ENTRIES SHOWN >>
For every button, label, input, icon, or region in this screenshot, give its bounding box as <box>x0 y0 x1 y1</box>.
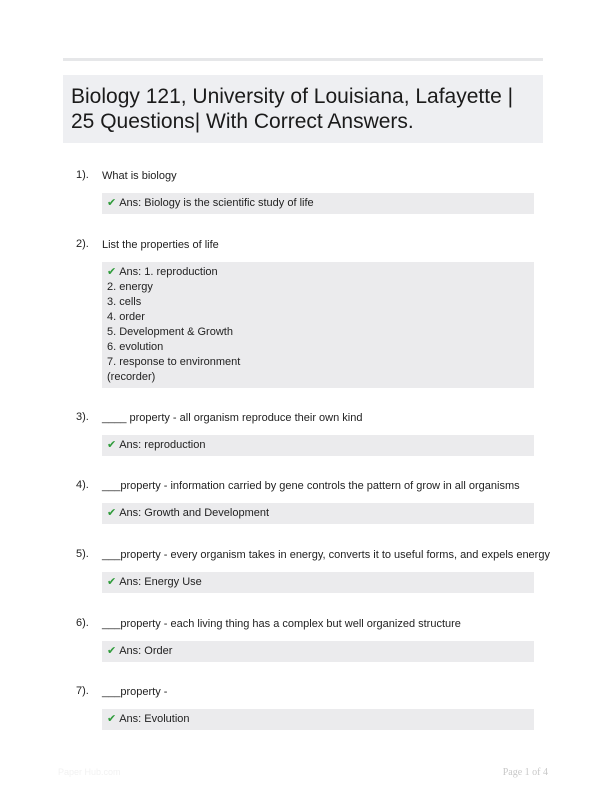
answer-line <box>107 370 528 385</box>
check-icon: ✔ <box>107 645 117 657</box>
title-banner <box>63 75 543 143</box>
question-text: ____ property - all organism reproduce their own kind <box>102 412 363 424</box>
question-number: 6). <box>76 617 89 629</box>
page-number: Page 1 of 4 <box>502 767 548 778</box>
answer-box <box>102 641 534 662</box>
answer-text: 3. cells <box>107 296 142 308</box>
document-title: Biology 121, University of Louisiana, Lafayette | 25 Questions| With Correct Answers. <box>71 85 514 133</box>
question-number: 4). <box>76 479 89 491</box>
answer-text: Ans: Evolution <box>119 713 190 725</box>
answer-box <box>102 572 534 593</box>
answer-box <box>102 435 534 456</box>
question-number: 2). <box>76 238 89 250</box>
answer-text: 6. evolution <box>107 341 164 353</box>
check-icon: ✔ <box>107 197 117 209</box>
question-number: 3). <box>76 411 89 423</box>
question-text: List the properties of life <box>102 239 219 251</box>
answer-line <box>107 265 528 280</box>
footer-watermark: Paper Hub.com <box>58 767 121 777</box>
check-icon: ✔ <box>107 439 117 451</box>
answer-line <box>107 355 528 370</box>
answer-line <box>107 644 528 659</box>
answer-text: 5. Development & Growth <box>107 326 233 338</box>
answer-text: Ans: Growth and Development <box>119 507 270 519</box>
question-text: ___property - information carried by gene controls the pattern of grow in all organisms <box>102 480 520 492</box>
answer-line <box>107 325 528 340</box>
check-icon: ✔ <box>107 713 117 725</box>
question-text: ___property - every organism takes in energy, converts it to useful forms, and expels energy <box>102 549 550 561</box>
answer-text: 7. response to environment <box>107 356 241 368</box>
question-text: What is biology <box>102 170 177 182</box>
answer-text: Ans: Energy Use <box>119 576 202 588</box>
answer-text: Ans: reproduction <box>119 439 206 451</box>
answer-text: Ans: Biology is the scientific study of life <box>119 197 314 209</box>
question-text: ___property - each living thing has a complex but well organized structure <box>102 618 461 630</box>
answer-text: 4. order <box>107 311 145 323</box>
answer-text: (recorder) <box>107 371 156 383</box>
answer-box <box>102 193 534 214</box>
answer-line <box>107 712 528 727</box>
answer-line <box>107 506 528 521</box>
answer-text: Ans: 1. reproduction <box>119 266 218 278</box>
answer-line <box>107 438 528 453</box>
answer-box <box>102 709 534 730</box>
check-icon: ✔ <box>107 576 117 588</box>
answer-line <box>107 196 528 211</box>
answer-text: Ans: Order <box>119 645 173 657</box>
question-number: 7). <box>76 685 89 697</box>
answer-line <box>107 575 528 590</box>
question-number: 1). <box>76 169 89 181</box>
question-number: 5). <box>76 548 89 560</box>
answer-line <box>107 310 528 325</box>
answer-line <box>107 280 528 295</box>
answer-line <box>107 340 528 355</box>
answer-box <box>102 503 534 524</box>
answer-line <box>107 295 528 310</box>
check-icon: ✔ <box>107 266 117 278</box>
answer-text: 2. energy <box>107 281 153 293</box>
check-icon: ✔ <box>107 507 117 519</box>
answer-box <box>102 262 534 388</box>
question-text: ___property - <box>102 686 168 698</box>
top-divider <box>63 58 543 61</box>
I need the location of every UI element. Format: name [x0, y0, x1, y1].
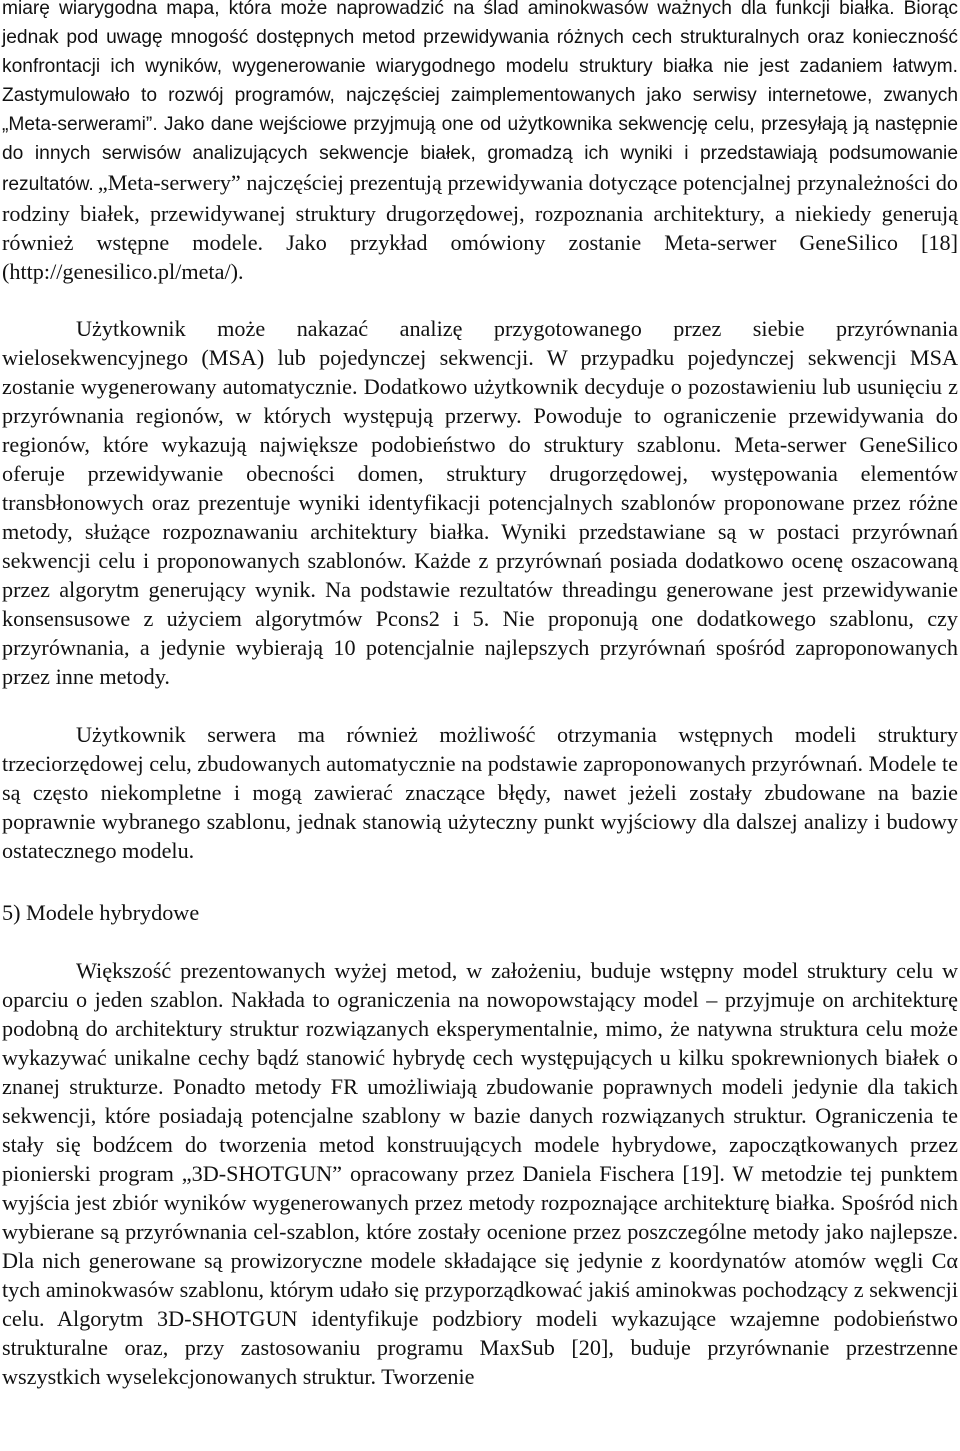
- paragraph-meta-servers: [2, 0, 958, 286]
- section-heading-hybrid-models: 5) Modele hybrydowe: [2, 900, 200, 925]
- paragraph-meta-servers-serif-part: „Meta-serwery” najczęściej prezentują przewidywania dotyczące potencjalnej przynależności do rodziny białek, przewidywanej struktury drugorzędowej, rozpoznania architektury, a niekiedy generują również wstępne modele. Jako przykład omówiony zostanie Meta-serwer GeneSilico [18] (http://genesilico.pl/meta/).: [2, 170, 959, 284]
- paragraph-initial-models: Użytkownik serwera ma również możliwość otrzymania wstępnych modeli struktury trzeciorzędowej celu, zbudowanych automatycznie na podstawie zaproponowanych przyrównań. Modele te są często niekompletne i mogą zawierać znaczące błędy, nawet jeżeli zostały zbudowane na bazie poprawnie wybranego szablonu, jednak stanowią użyteczny punkt wyjściowy dla dalszej analizy i budowy ostatecznego modelu.: [2, 722, 958, 863]
- paragraph-genesilico-analysis: Użytkownik może nakazać analizę przygotowanego przez siebie przyrównania wielosekwencyjnego (MSA) lub pojedynczej sekwencji. W przypadku pojedynczej sekwencji MSA zostanie wygenerowany automatycznie. Dodatkowo użytkownik decyduje o pozostawieniu lub usunięciu z przyrównania regionów, w których występują przerwy. Powoduje to ograniczenie przewidywania do regionów, które wykazują największe podobieństwo do struktury szablonu. Meta-serwer GeneSilico oferuje przewidywanie obecności domen, struktury drugorzędowej, występowania elementów transbłonowych oraz prezentuje wyniki identyfikacji potencjalnych szablonów proponowane przez różne metody, służące rozpoznawaniu architektury białka. Wyniki przedstawiane są w postaci przyrównań sekwencji celu i proponowanych szablonów. Każde z przyrównań posiada dodatkowo ocenę oszacowaną przez algorytm generujący wynik. Na podstawie rezultatów threadingu generowane jest przewidywanie konsensusowe z użyciem algorytmów Pcons2 i 5. Nie proponują one dodatkowego szablonu, czy przyrównania, a jedynie wybierają 10 potencjalnie najlepszych przyrównań spośród zaproponowanych przez inne metody.: [2, 316, 958, 689]
- paragraph-hybrid-models: Większość prezentowanych wyżej metod, w założeniu, buduje wstępny model struktury celu w oparciu o jeden szablon. Nakłada to ograniczenia na nowopowstający model – przyjmuje on architekturę podobną do architektury struktur rozwiązanych eksperymentalnie, mimo, że natywna struktura celu może wykazywać unikalne cechy bądź stanowić hybrydę cech występujących u kilku spokrewnionych białek o znanej strukturze. Ponadto metody FR umożliwiają zbudowanie poprawnych modeli jedynie dla takich sekwencji, które posiadają potencjalne szablony w bazie danych rozwiązanych struktur. Ograniczenia te stały się bodźcem do tworzenia metod konstruujących modele hybrydowe, zapoczątkowanych przez pionierski program „3D-SHOTGUN” opracowany przez Daniela Fischera [19]. W metodzie tej punktem wyjścia jest zbiór wyników wygenerowanych przez metody rozpoznające architekturę białka. Spośród nich wybierane są przyrównania cel-szablon, które zostały ocenione przez poszczególne metody jako najlepsze. Dla nich generowane są prowizoryczne modele składające się jedynie z koordynatów atomów węgli Cα tych aminokwasów szablonu, którym udało się przyporządkować jakiś aminokwas pochodzący z sekwencji celu. Algorytm 3D-SHOTGUN identyfikuje podzbiory modeli wykazujące wzajemne podobieństwo strukturalne oraz, przy zastosowaniu programu MaxSub [20], buduje przyrównanie przestrzenne wszystkich wyselekcjonowanych struktur. Tworzenie: [2, 958, 958, 1389]
- paragraph-meta-servers-sans-part: miarę wiarygodna mapa, która może naprowadzić na ślad aminokwasów ważnych dla funkcji białka. Biorąc jednak pod uwagę mnogość dostępnych metod przewidywania różnych cech strukturalnych oraz konieczność konfrontacji ich wyników, wygenerowanie wiarygodnego modelu struktury białka nie jest zadaniem łatwym. Zastymulowało to rozwój programów, najczęściej zaimplementowanych jako serwisy internetowe, zwanych „Meta-serwerami”. Jako dane wejściowe przyjmują one od użytkownika sekwencję celu, przesyłają ją następnie do innych serwisów analizujących sekwencje białek, gromadzą ich wyniki i przedstawiają podsumowanie rezultatów.: [2, 0, 958, 195]
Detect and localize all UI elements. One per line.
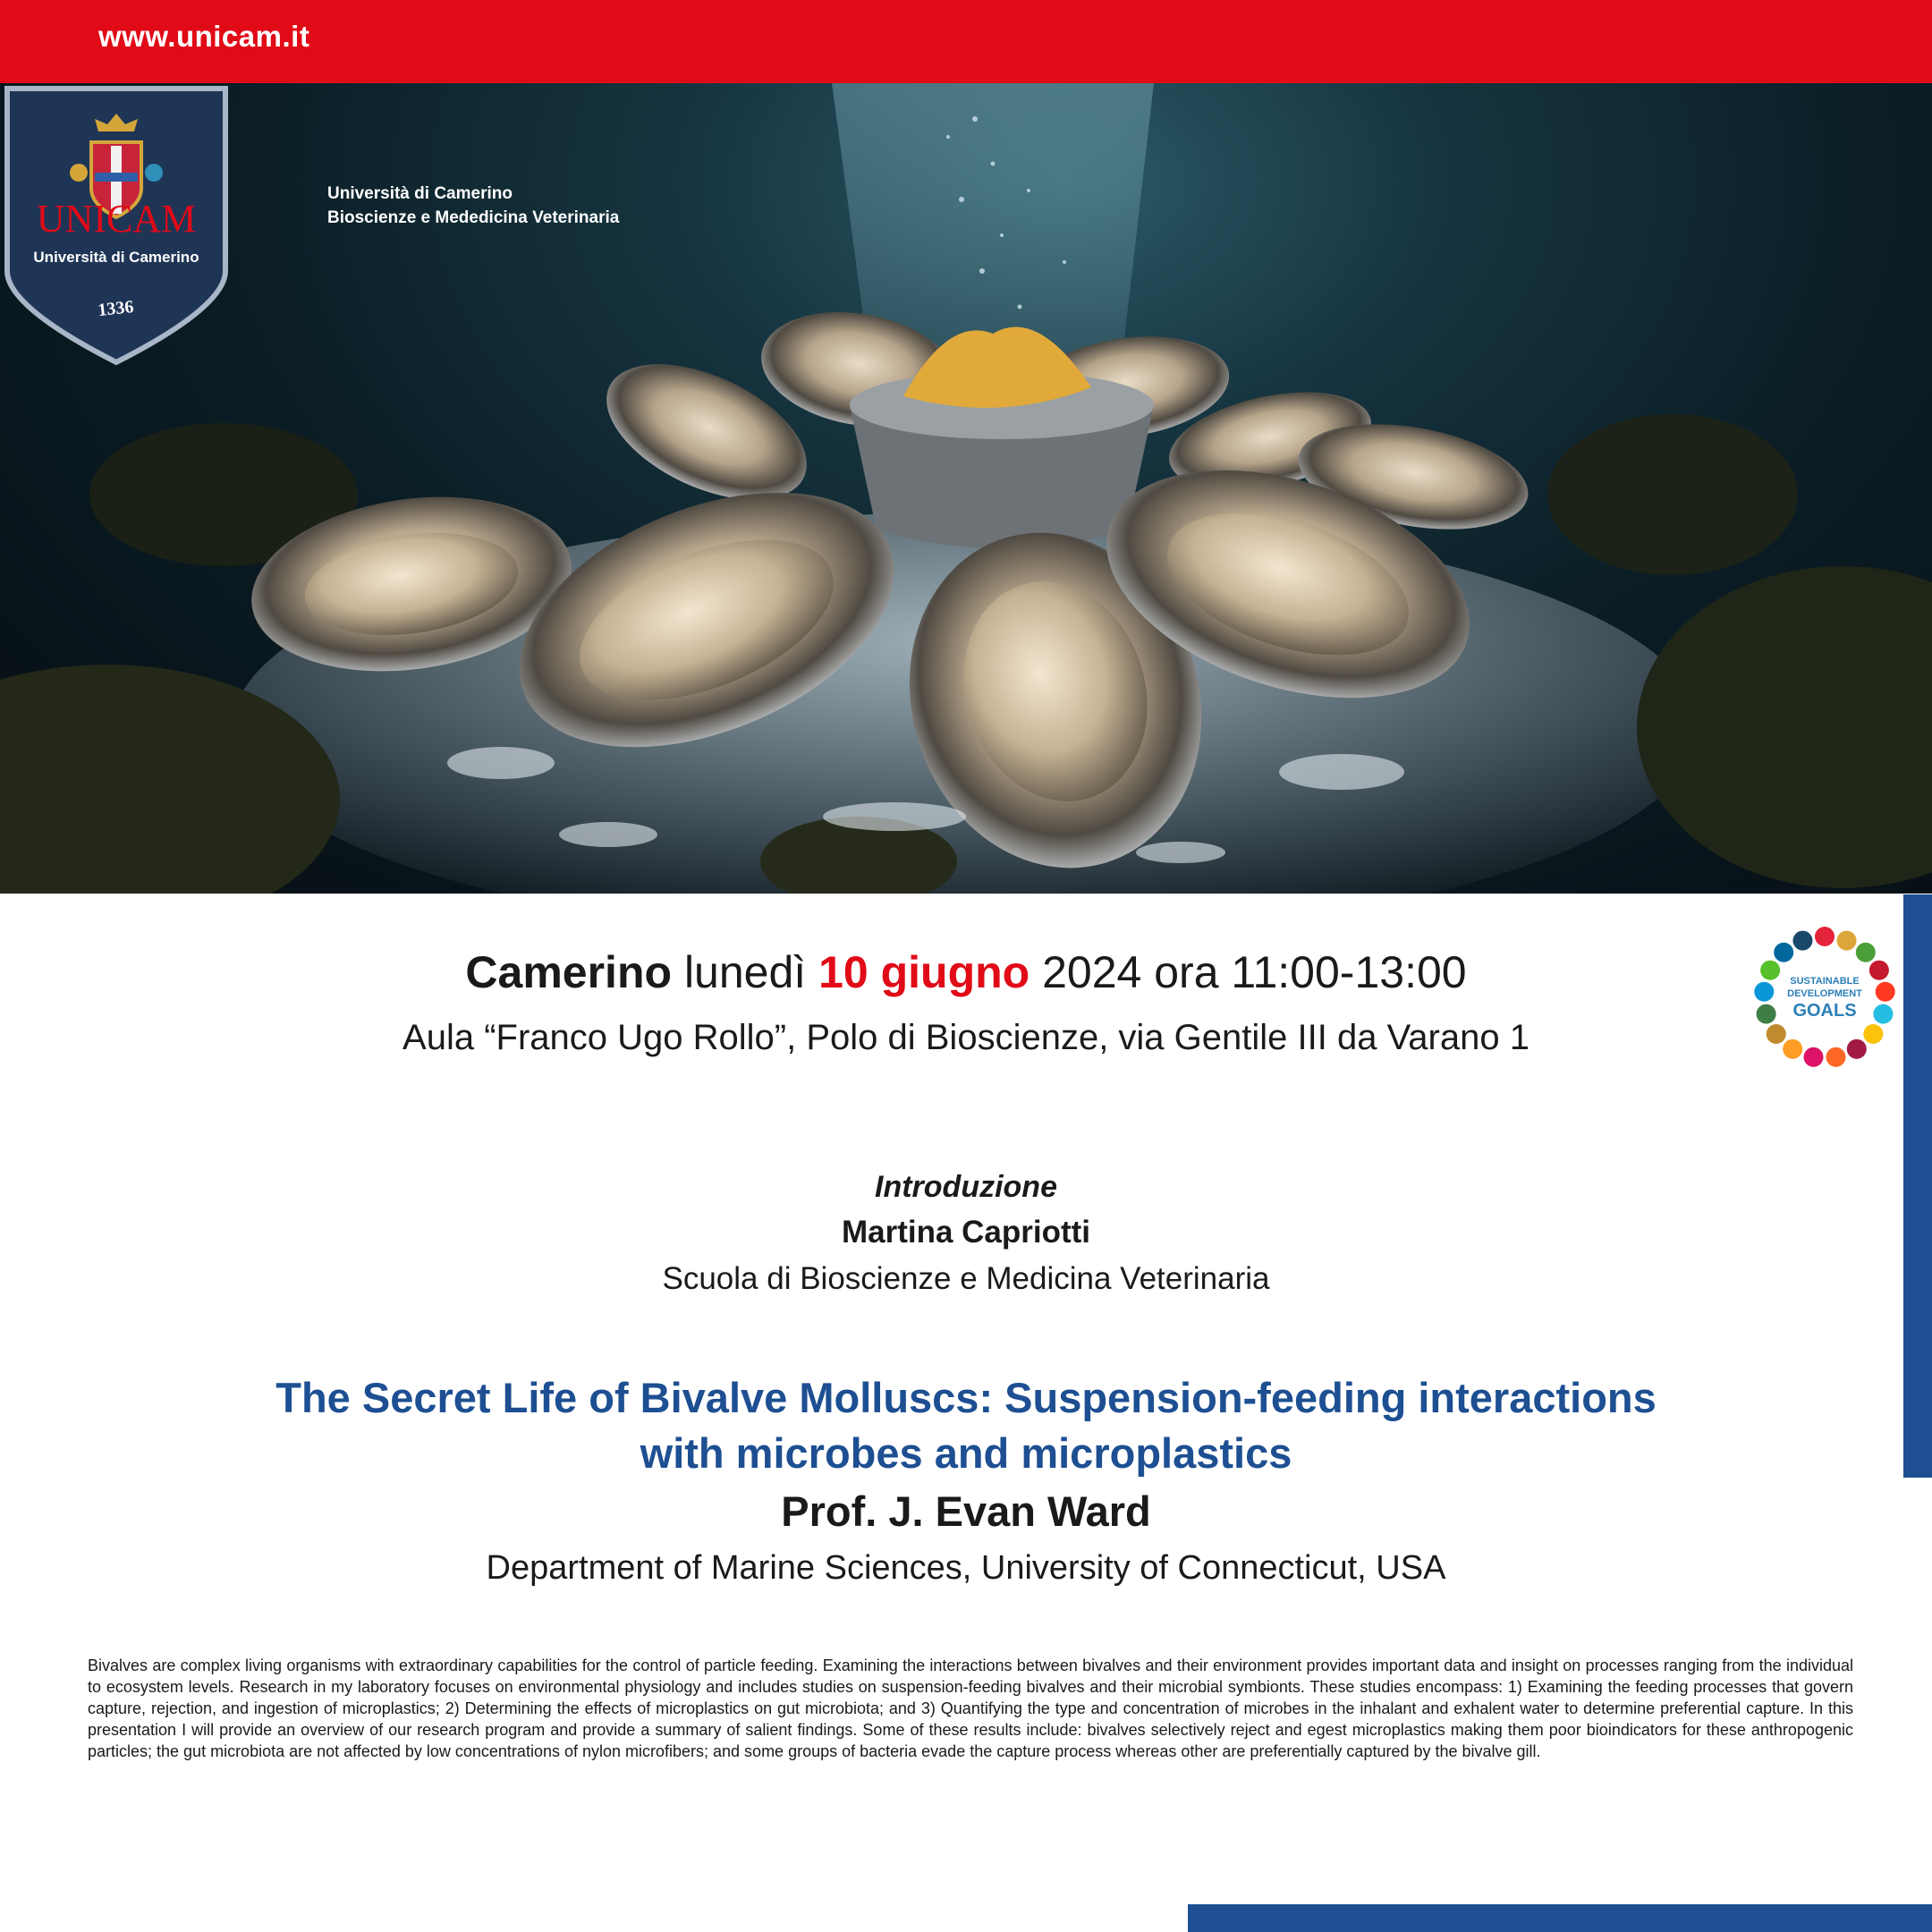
sdg-goal-dot [1815,927,1835,946]
sdg-goal-dot [1774,943,1793,962]
event-venue: Aula “Franco Ugo Rollo”, Polo di Bioscienze, via Gentile III da Varano 1 [402,1018,1530,1057]
sdg-goal-dot [1760,961,1780,980]
event-date: 10 giugno [818,947,1030,997]
sdg-goal-dot [1792,931,1812,951]
top-red-bar [0,0,1932,83]
svg-text:UNICAM: UNICAM [36,197,197,241]
oyster-hero-image [0,83,1932,894]
event-city: Camerino [465,947,673,997]
talk-title-line-2: with microbes and microplastics [640,1429,1292,1477]
sdg-goal-dot [1757,1004,1776,1024]
event-date-line [0,946,1932,998]
svg-text:1336: 1336 [97,297,135,321]
speaker-affiliation: Department of Marine Sciences, University of Connecticut, USA [486,1549,1446,1587]
institution-line-1: Università di Camerino [327,184,513,203]
event-weekday: lunedì [683,947,807,997]
svg-text:Università di Camerino: Università di Camerino [33,249,199,266]
institution-name [327,182,619,230]
svg-text:DEVELOPMENT: DEVELOPMENT [1787,988,1862,999]
sdg-wheel-logo [1749,921,1901,1073]
sdg-goal-dot [1863,1024,1883,1044]
website-link[interactable]: www.unicam.it [98,20,310,53]
bottom-blue-strip [1188,1904,1932,1932]
intro-affiliation: Scuola di Bioscienze e Medicina Veterinaria [662,1261,1270,1296]
intro-label: Introduzione [875,1170,1057,1204]
sdg-goal-dot [1826,1047,1845,1067]
event-year-time: 2024 ora 11:00-13:00 [1042,947,1467,997]
sdg-goal-dot [1847,1039,1867,1059]
sdg-goal-dot [1856,943,1876,962]
sdg-goal-dot [1804,1047,1824,1067]
sdg-goal-dot [1767,1024,1786,1044]
svg-text:SUSTAINABLE: SUSTAINABLE [1790,976,1860,987]
institution-line-2: Bioscienze e Mededicina Veterinaria [327,208,620,227]
intro-speaker-name: Martina Capriotti [841,1215,1091,1250]
sdg-goal-dot [1837,931,1857,951]
unicam-shield-logo [0,83,233,369]
talk-title [0,1370,1932,1481]
sdg-goal-dot [1754,982,1774,1002]
sdg-goal-dot [1869,961,1889,980]
svg-text:GOALS: GOALS [1792,1001,1857,1021]
sdg-goal-dot [1783,1039,1802,1059]
sdg-goal-dot [1873,1004,1893,1024]
sdg-goal-dot [1876,982,1895,1002]
speaker-name: Prof. J. Evan Ward [781,1487,1151,1535]
talk-title-line-1: The Secret Life of Bivalve Molluscs: Suspension-feeding interactions [275,1374,1657,1421]
abstract-text: Bivalves are complex living organisms with extraordinary capabilities for the control of particle feeding. Examining the interactions between bivalves and their environment provides important data and insight on processes ranging from the individual to ecosystem levels. Research in my laboratory focuses on environmental physiology and includes studies on suspension-feeding bivalves and their microbial symbionts. These studies encompass: 1) Examining the feeding processes that govern capture, rejection, and ingestion of microplastics; 2) Determining the effects of microplastics on gut microbiota; and 3) Quantifying the type and concentration of microbes in the inhalant and exhalent water to determine preferential capture. In this presentation I will provide an overview of our research program and provide a summary of salient findings. Some of these results include: bivalves selectively reject and egest microplastics making them poor bioindicators for these anthropogenic particles; the gut microbiota are not affected by low concentrations of nylon microfibers; and some groups of bacteria evade the capture process whereas other are preferentially captured by the bivalve gill. [88,1657,1853,1760]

WORK TO COMPLETE >>
Wherever the string "date" turns up in the material, copy the whole line.

RESULT OF THE TASK >>
event-date: 10 giugno [818,947,1030,997]
event-date-line [0,946,1932,998]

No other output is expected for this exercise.